_TEXT EXCERPT_.

/---

FNG/TUD TUNGSTEN EXPERIMENT



 1. Name of experiment:
    -------------------
    TUD/FNG measurement of neutron and photon flux spectra in the FNG tungsten
    assembly (2002).

 2. Purpose and phenomena tested:
    -----------------------------
    Transport data benchmark by determination of spectral neutron flux and
    spectral photon flux at four positions in a thick block of W irradiated
    with 14 MeV neutrons

 3. Description of source and experimental configuration:
    -----------------------------------------------------
    The Frascati Neutron Generator [1] was used as 14 MeV D-T neutron
    source. The angular dependence of the source intensity is presented in
    Fig. 1. The angular dependence of the source energy distribution is
    given in Fig. 2. Note that these figures were obtained using the obsolete
    D-T source subroutine (source.for) and may vary slightly from those of
    the new recommended subroutine (DT_MCNP5.TXT for MCNP5, source.F and
    srcdx.F for MCNPX).
    The geometry of the assembly is shown in Fig. 3. The angle between the
    deuteron beam of the neutron generator and an axis crossing neutron
    source and centre of the detector was 0 degrees. The dimensions of the
    W alloy block were 47 cm * 47 cm * 49 cm of length (z-axis). The tritium
    target of the neutron source was located at z = -5.3 cm.
    The W alloy of the central part had a density of 18.1 g/cm3 and an elemental
    composition of 95 wt-% of W, 1.6 wt-% of Fe and 3.4 wt-% of Ni.

    Neutron and photon flux spectra were measured on the central axis of
    the assembly in four positions (P1,...,P4) at z = 5, 15, 25 and 35 cm.

    4. Measurement system:
    ----------------------
    Neutron and photon pulse-height spectra were measured simultaneously
    using an NE 213 scintillation spectrometer. The dimensions of the
    cylindrical active volume of the detector were 3.8 cm in both height
    and diameter. Its material had a mass density of 0.874 g/cm3 and an
    elemental composition of 54.8 at-% H and 45.2 at-% C.
    The scintillator was coupled to a photomultiplier by means of a 50 cm
    long light guide. When the detector was located at one of the
    positions (P 2 in Fig. 3), the other ones were filled with rods of W
    alloy.

    5. Description of results and analysis:
    ---------------------------------------
    Data evaluation:
    The DIFBAS code developed at PTB Braunschweig [2,3] was employed for
    unfolding the measured pulse-height distributions in order to generate
    the neutron and photon flux spectra. They were obtained as absolute
    fluxes, as the response matrices have been determined on an absolute
    scale by detailed simulations of experimental distributions from mono-
    energetic neutron and photon sources with Monte Carlo codes.

\---

_WHAT YOU WILL DO_.
**1.** According to the tungsten experiment description, what instrument measured the neutron and photon pulse-height spectra?
**2.** Reproduce the passage of the tungsten experiment description that opens with the words containing "Neutron and photon flux spectra were" and closes with "45.2 at-% C.".

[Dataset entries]
/---

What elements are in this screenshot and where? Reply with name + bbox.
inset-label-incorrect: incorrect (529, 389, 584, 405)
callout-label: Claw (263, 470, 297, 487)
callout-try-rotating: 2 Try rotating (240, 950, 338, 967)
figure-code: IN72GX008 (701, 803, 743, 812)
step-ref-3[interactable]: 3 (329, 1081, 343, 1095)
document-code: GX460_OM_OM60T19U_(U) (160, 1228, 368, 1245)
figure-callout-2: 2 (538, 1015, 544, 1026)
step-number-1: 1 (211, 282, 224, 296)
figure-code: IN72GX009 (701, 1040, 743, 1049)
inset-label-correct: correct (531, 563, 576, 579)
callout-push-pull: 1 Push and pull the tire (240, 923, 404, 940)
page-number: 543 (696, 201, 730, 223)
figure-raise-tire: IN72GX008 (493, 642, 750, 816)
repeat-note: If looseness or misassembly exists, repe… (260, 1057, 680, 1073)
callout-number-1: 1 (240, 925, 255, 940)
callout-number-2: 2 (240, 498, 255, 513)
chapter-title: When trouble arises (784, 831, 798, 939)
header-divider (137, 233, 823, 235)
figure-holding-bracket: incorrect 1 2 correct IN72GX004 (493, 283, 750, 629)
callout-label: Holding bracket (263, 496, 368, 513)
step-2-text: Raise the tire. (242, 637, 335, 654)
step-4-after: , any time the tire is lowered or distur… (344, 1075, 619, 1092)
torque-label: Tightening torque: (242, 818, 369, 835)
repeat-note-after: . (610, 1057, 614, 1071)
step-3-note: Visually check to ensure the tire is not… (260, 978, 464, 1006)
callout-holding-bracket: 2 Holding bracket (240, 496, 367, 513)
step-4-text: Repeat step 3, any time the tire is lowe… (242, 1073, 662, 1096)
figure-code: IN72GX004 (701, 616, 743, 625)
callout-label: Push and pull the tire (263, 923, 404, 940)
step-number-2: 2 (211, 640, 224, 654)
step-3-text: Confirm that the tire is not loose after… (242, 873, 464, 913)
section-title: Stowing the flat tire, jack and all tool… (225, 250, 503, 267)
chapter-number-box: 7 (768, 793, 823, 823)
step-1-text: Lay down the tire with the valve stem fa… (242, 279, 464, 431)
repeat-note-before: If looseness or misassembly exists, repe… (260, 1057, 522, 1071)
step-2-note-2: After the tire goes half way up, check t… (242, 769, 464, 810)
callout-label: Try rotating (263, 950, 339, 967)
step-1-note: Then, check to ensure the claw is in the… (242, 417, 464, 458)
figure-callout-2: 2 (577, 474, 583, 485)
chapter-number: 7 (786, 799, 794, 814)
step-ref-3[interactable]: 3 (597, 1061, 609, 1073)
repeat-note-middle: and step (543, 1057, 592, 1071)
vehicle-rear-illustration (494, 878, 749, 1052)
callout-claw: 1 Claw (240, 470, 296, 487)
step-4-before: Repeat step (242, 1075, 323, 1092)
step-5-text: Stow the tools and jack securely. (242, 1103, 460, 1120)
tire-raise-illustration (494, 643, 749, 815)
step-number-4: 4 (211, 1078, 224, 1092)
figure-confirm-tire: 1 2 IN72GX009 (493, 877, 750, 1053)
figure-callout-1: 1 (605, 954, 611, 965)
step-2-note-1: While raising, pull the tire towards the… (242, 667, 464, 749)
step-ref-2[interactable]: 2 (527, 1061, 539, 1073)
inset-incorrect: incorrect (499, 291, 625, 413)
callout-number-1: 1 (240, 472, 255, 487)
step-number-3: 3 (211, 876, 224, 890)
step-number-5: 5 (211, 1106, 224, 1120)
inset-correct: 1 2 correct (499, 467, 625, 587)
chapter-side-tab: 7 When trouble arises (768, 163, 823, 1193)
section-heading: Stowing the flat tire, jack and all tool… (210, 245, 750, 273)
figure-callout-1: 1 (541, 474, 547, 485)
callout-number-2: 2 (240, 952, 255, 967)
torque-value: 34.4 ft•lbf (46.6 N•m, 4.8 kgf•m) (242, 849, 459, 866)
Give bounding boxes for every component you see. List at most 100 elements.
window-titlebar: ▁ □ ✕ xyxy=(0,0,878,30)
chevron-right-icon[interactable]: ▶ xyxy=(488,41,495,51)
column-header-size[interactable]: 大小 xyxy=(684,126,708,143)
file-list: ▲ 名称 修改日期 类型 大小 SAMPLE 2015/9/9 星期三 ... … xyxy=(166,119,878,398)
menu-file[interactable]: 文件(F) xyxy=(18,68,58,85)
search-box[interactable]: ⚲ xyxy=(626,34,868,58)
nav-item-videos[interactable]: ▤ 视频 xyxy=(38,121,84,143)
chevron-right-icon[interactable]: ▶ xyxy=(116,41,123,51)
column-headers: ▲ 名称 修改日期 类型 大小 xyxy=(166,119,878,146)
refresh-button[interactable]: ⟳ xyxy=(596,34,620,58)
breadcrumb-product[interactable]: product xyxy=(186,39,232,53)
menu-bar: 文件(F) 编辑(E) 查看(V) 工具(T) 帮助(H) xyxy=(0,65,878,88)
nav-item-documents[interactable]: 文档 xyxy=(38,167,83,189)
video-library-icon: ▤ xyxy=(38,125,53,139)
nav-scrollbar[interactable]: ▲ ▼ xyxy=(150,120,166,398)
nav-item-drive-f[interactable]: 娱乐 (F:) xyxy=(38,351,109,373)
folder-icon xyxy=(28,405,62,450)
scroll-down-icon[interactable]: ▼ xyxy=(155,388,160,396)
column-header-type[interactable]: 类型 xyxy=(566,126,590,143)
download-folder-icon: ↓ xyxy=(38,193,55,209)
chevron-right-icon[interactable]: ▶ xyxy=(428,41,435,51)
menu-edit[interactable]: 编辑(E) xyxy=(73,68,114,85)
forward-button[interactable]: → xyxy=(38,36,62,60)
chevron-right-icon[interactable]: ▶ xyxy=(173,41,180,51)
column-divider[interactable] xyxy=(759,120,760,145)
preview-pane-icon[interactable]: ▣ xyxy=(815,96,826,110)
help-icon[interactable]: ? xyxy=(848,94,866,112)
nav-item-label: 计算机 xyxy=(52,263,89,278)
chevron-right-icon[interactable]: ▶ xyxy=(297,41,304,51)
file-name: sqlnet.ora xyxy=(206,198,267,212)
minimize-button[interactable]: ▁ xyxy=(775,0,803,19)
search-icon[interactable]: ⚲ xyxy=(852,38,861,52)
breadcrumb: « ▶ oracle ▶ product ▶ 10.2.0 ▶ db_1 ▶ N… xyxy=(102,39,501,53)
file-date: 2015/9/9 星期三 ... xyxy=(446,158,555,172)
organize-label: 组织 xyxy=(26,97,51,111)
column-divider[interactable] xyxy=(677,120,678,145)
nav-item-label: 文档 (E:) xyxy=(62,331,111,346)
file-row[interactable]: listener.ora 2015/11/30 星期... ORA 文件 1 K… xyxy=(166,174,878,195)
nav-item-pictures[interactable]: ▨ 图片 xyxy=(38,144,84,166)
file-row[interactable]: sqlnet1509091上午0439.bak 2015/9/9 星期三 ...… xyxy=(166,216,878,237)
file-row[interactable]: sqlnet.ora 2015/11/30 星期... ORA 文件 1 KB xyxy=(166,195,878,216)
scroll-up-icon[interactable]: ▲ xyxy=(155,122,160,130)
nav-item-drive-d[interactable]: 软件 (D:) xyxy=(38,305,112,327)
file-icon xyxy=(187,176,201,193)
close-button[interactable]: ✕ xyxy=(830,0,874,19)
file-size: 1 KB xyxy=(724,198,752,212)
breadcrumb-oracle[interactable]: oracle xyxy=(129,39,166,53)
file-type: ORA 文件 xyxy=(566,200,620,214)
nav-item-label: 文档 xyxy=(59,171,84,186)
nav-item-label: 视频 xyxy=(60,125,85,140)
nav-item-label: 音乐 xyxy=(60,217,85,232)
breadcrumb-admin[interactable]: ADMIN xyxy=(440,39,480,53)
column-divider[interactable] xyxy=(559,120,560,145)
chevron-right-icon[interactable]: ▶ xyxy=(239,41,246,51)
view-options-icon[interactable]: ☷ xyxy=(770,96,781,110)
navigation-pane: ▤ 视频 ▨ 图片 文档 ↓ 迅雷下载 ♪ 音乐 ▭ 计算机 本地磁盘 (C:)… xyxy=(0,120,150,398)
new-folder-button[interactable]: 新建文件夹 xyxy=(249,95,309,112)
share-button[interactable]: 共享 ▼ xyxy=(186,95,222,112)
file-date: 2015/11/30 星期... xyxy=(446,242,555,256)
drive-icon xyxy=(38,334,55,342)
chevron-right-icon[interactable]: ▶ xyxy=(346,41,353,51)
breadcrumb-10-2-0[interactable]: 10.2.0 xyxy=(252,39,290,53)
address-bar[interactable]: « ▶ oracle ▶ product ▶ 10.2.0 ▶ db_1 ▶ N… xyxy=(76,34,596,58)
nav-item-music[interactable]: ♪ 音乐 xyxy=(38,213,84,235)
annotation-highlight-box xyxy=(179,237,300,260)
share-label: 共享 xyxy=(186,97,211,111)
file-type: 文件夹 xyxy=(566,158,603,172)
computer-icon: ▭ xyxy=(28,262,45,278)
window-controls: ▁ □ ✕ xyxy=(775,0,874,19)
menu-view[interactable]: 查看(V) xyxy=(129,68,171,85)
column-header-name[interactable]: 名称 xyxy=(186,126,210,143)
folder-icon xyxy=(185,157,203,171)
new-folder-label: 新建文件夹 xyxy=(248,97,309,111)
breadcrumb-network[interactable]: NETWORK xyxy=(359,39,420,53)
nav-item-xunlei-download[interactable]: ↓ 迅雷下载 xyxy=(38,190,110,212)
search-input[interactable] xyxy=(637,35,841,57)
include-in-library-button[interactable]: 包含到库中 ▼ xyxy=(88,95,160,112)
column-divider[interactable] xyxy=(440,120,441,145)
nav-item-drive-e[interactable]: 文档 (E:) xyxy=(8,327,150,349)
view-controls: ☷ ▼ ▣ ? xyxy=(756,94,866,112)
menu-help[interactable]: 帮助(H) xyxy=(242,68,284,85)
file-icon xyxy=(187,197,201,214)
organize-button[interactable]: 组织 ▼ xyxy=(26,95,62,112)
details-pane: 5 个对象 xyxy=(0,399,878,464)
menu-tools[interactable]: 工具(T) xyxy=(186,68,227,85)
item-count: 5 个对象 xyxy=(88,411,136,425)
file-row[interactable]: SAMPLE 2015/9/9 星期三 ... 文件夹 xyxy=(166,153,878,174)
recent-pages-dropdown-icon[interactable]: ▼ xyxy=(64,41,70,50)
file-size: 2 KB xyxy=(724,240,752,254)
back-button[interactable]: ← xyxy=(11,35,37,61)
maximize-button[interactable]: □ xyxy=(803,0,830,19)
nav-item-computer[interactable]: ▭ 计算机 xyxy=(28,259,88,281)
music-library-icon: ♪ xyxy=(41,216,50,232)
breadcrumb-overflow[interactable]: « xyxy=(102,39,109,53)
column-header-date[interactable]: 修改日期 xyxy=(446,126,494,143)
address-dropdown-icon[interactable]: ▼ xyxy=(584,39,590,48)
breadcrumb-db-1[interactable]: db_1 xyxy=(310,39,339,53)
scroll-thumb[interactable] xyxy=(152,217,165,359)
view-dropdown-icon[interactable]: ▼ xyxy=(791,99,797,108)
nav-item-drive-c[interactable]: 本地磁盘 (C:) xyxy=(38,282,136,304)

\---

_RESPONSE LIST_.
**1.** An NE 213 scintillation spectrometer.

**2.**
Neutron and photon flux spectra were measured on the central axis of
    the assembly in four positions (P1,...,P4) at z = 5, 15, 25 and 35 cm.

    4. Measurement system:
    ----------------------
    Neutron and photon pulse-height spectra were measured simultaneously
    using an NE 213 scintillation spectrometer. The dimensions of the
    cylindrical active volume of the detector were 3.8 cm in both height
    and diameter. Its material had a mass density of 0.874 g/cm3 and an
    elemental composition of 54.8 at-% H and 45.2 at-% C.